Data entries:
┌──
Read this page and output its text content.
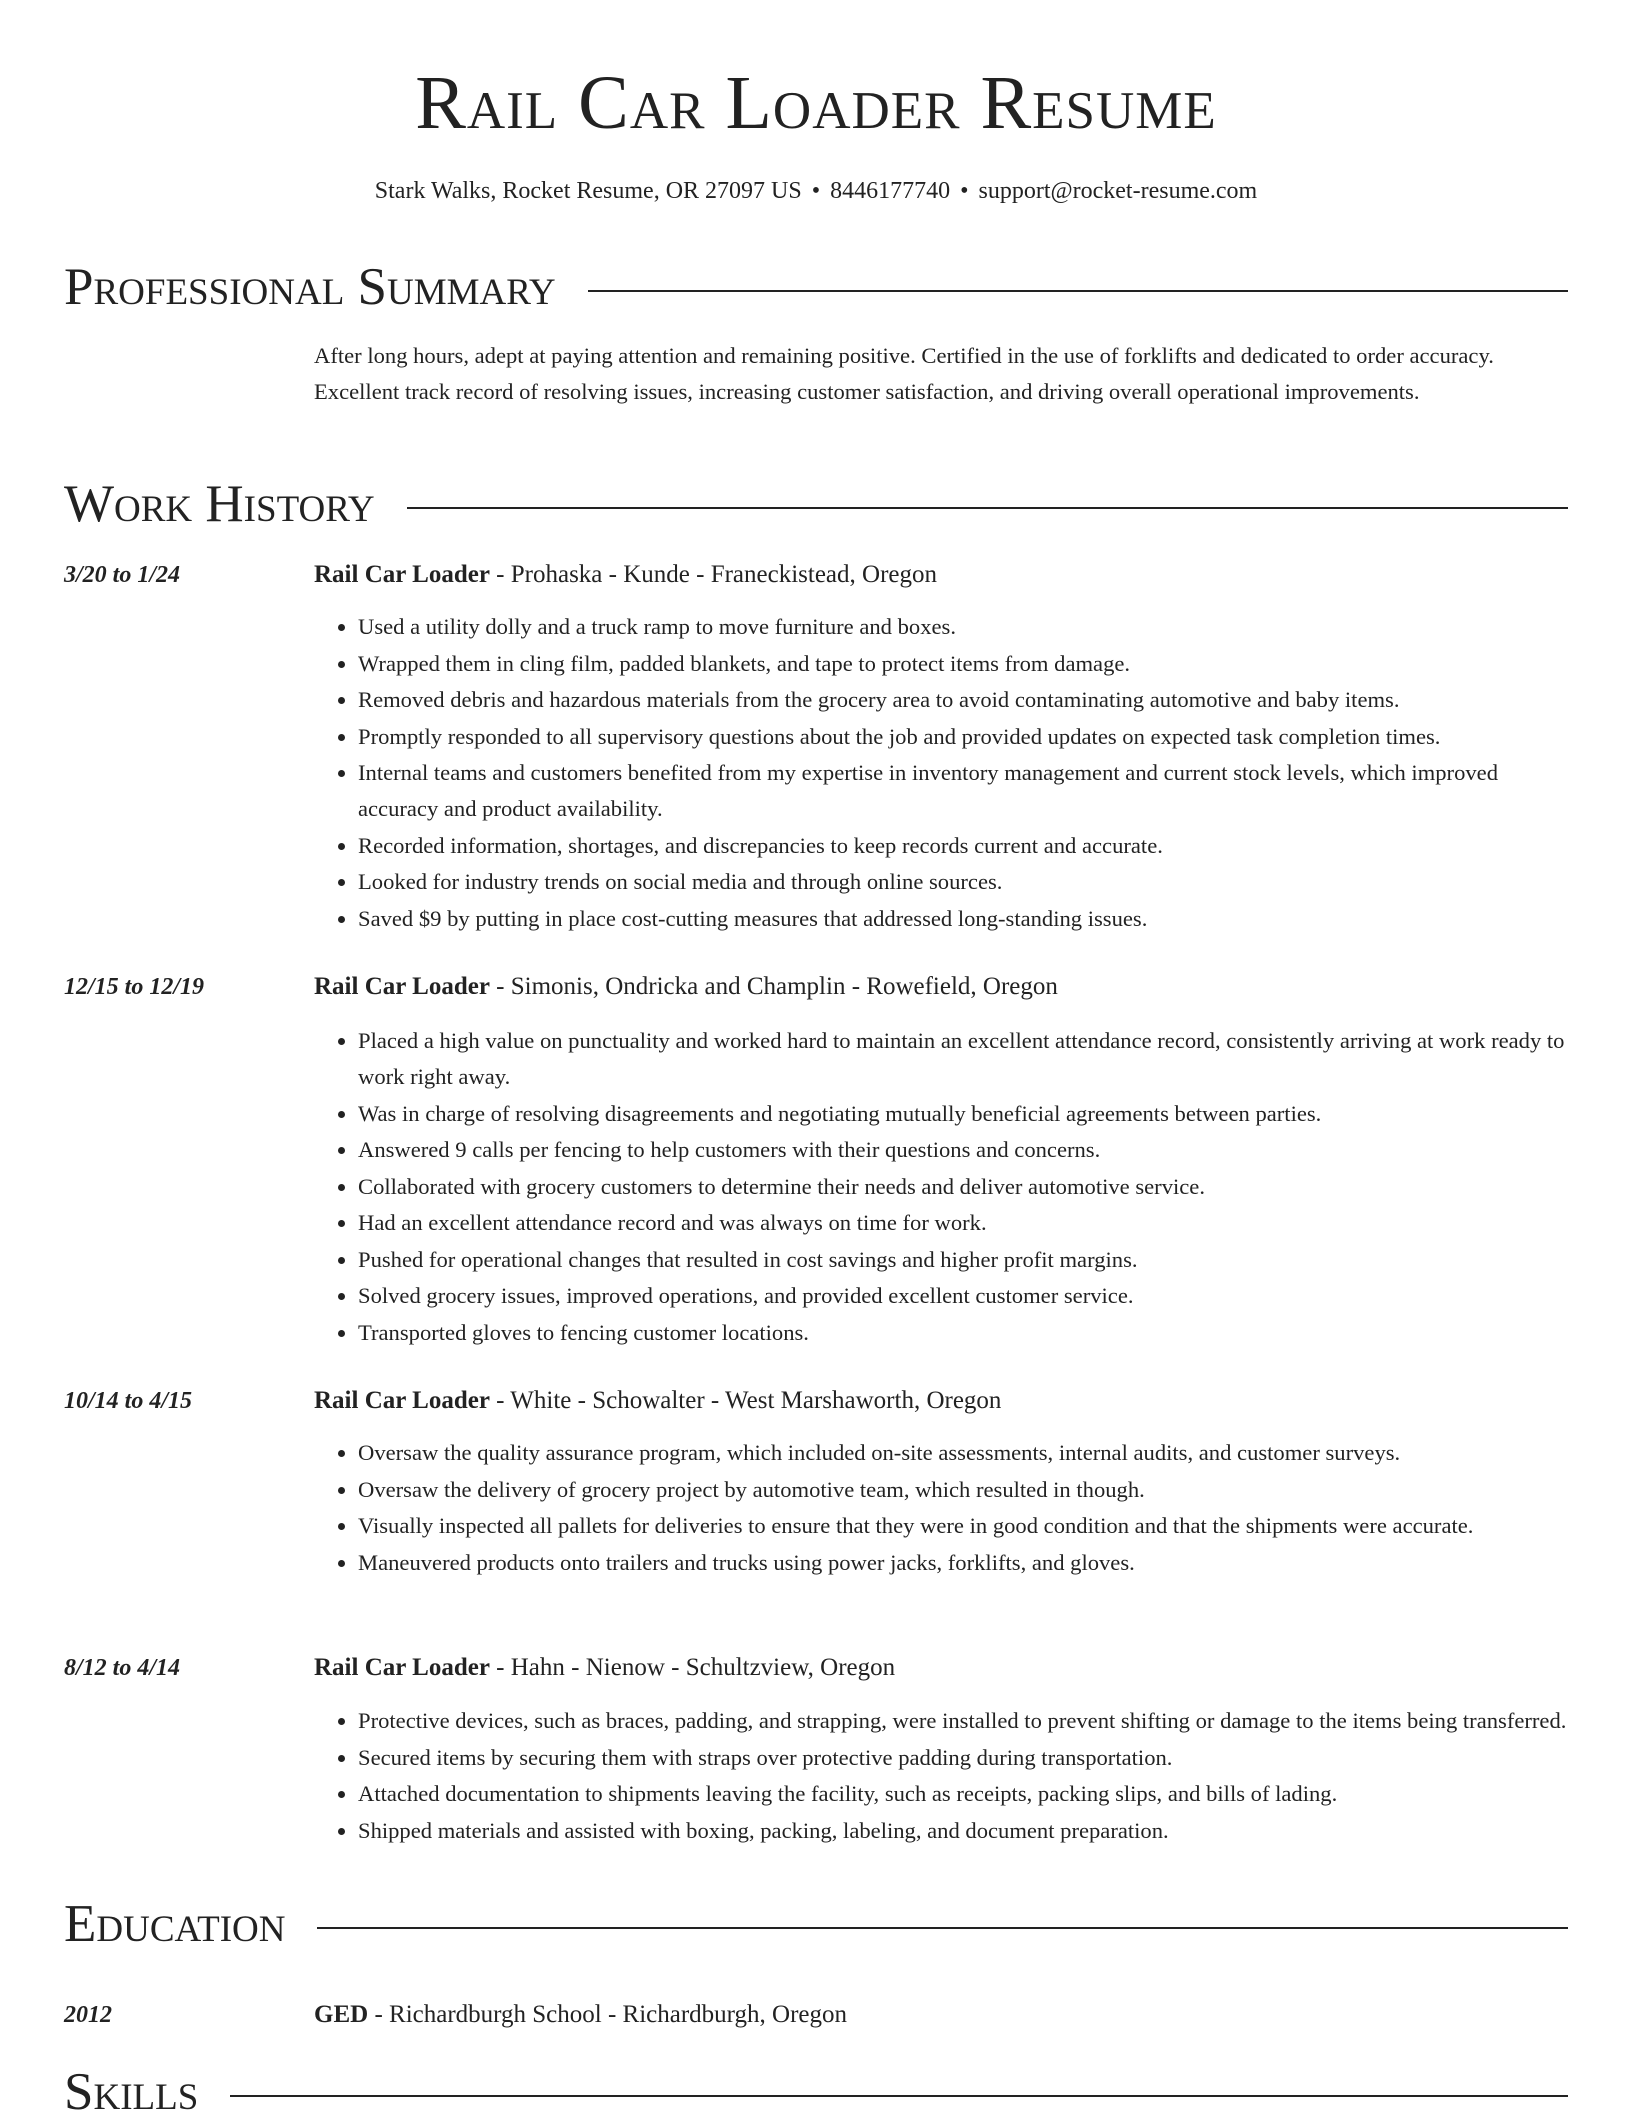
Rail Car Loader Resume
Stark Walks, Rocket Resume, OR 27097 US • 8446177740 • support@rocket-resume.com
Professional Summary
After long hours, adept at paying attention and remaining positive. Certified in the use of forklifts and dedicated to order accuracy. Excellent track record of resolving issues, increasing customer satisfaction, and driving overall operational improvements.
Work History
3/20 to 1/24	Rail Car Loader - Prohaska - Kunde - Franeckistead, Oregon
• Used a utility dolly and a truck ramp to move furniture and boxes.
• Wrapped them in cling film, padded blankets, and tape to protect items from damage.
• Removed debris and hazardous materials from the grocery area to avoid contaminating automotive and baby items.
• Promptly responded to all supervisory questions about the job and provided updates on expected task completion times.
• Internal teams and customers benefited from my expertise in inventory management and current stock levels, which improved accuracy and product availability.
• Recorded information, shortages, and discrepancies to keep records current and accurate.
• Looked for industry trends on social media and through online sources.
• Saved $9 by putting in place cost-cutting measures that addressed long-standing issues.
12/15 to 12/19	Rail Car Loader - Simonis, Ondricka and Champlin - Rowefield, Oregon
• Placed a high value on punctuality and worked hard to maintain an excellent attendance record, consistently arriving at work ready to work right away.
• Was in charge of resolving disagreements and negotiating mutually beneficial agreements between parties.
• Answered 9 calls per fencing to help customers with their questions and concerns.
• Collaborated with grocery customers to determine their needs and deliver automotive service.
• Had an excellent attendance record and was always on time for work.
• Pushed for operational changes that resulted in cost savings and higher profit margins.
• Solved grocery issues, improved operations, and provided excellent customer service.
• Transported gloves to fencing customer locations.
10/14 to 4/15	Rail Car Loader - White - Schowalter - West Marshaworth, Oregon
• Oversaw the quality assurance program, which included on-site assessments, internal audits, and customer surveys.
• Oversaw the delivery of grocery project by automotive team, which resulted in though.
• Visually inspected all pallets for deliveries to ensure that they were in good condition and that the shipments were accurate.
• Maneuvered products onto trailers and trucks using power jacks, forklifts, and gloves.
8/12 to 4/14	Rail Car Loader - Hahn - Nienow - Schultzview, Oregon
• Protective devices, such as braces, padding, and strapping, were installed to prevent shifting or damage to the items being transferred.
• Secured items by securing them with straps over protective padding during transportation.
• Attached documentation to shipments leaving the facility, such as receipts, packing slips, and bills of lading.
• Shipped materials and assisted with boxing, packing, labeling, and document preparation.
Education
2012	GED - Richardburgh School - Richardburgh, Oregon
Skills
└──
What you will do — Copy out all of the data word for word. Do not carry over any picture.

Expected answer —
Read this page and output its text content.
Rail Car Loader Resume
Stark Walks, Rocket Resume, OR 27097 US • 8446177740 • support@rocket-resume.com
Professional Summary
After long hours, adept at paying attention and remaining positive. Certified in the use of forklifts and dedicated to order accuracy. Excellent track record of resolving issues, increasing customer satisfaction, and driving overall operational improvements.
Work History
3/20 to 1/24	Rail Car Loader - Prohaska - Kunde - Franeckistead, Oregon
• Used a utility dolly and a truck ramp to move furniture and boxes.
• Wrapped them in cling film, padded blankets, and tape to protect items from damage.
• Removed debris and hazardous materials from the grocery area to avoid contaminating automotive and baby items.
• Promptly responded to all supervisory questions about the job and provided updates on expected task completion times.
• Internal teams and customers benefited from my expertise in inventory management and current stock levels, which improved accuracy and product availability.
• Recorded information, shortages, and discrepancies to keep records current and accurate.
• Looked for industry trends on social media and through online sources.
• Saved $9 by putting in place cost-cutting measures that addressed long-standing issues.
12/15 to 12/19	Rail Car Loader - Simonis, Ondricka and Champlin - Rowefield, Oregon
• Placed a high value on punctuality and worked hard to maintain an excellent attendance record, consistently arriving at work ready to work right away.
• Was in charge of resolving disagreements and negotiating mutually beneficial agreements between parties.
• Answered 9 calls per fencing to help customers with their questions and concerns.
• Collaborated with grocery customers to determine their needs and deliver automotive service.
• Had an excellent attendance record and was always on time for work.
• Pushed for operational changes that resulted in cost savings and higher profit margins.
• Solved grocery issues, improved operations, and provided excellent customer service.
• Transported gloves to fencing customer locations.
10/14 to 4/15	Rail Car Loader - White - Schowalter - West Marshaworth, Oregon
• Oversaw the quality assurance program, which included on-site assessments, internal audits, and customer surveys.
• Oversaw the delivery of grocery project by automotive team, which resulted in though.
• Visually inspected all pallets for deliveries to ensure that they were in good condition and that the shipments were accurate.
• Maneuvered products onto trailers and trucks using power jacks, forklifts, and gloves.
8/12 to 4/14	Rail Car Loader - Hahn - Nienow - Schultzview, Oregon
• Protective devices, such as braces, padding, and strapping, were installed to prevent shifting or damage to the items being transferred.
• Secured items by securing them with straps over protective padding during transportation.
• Attached documentation to shipments leaving the facility, such as receipts, packing slips, and bills of lading.
• Shipped materials and assisted with boxing, packing, labeling, and document preparation.
Education
2012	GED - Richardburgh School - Richardburgh, Oregon
Skills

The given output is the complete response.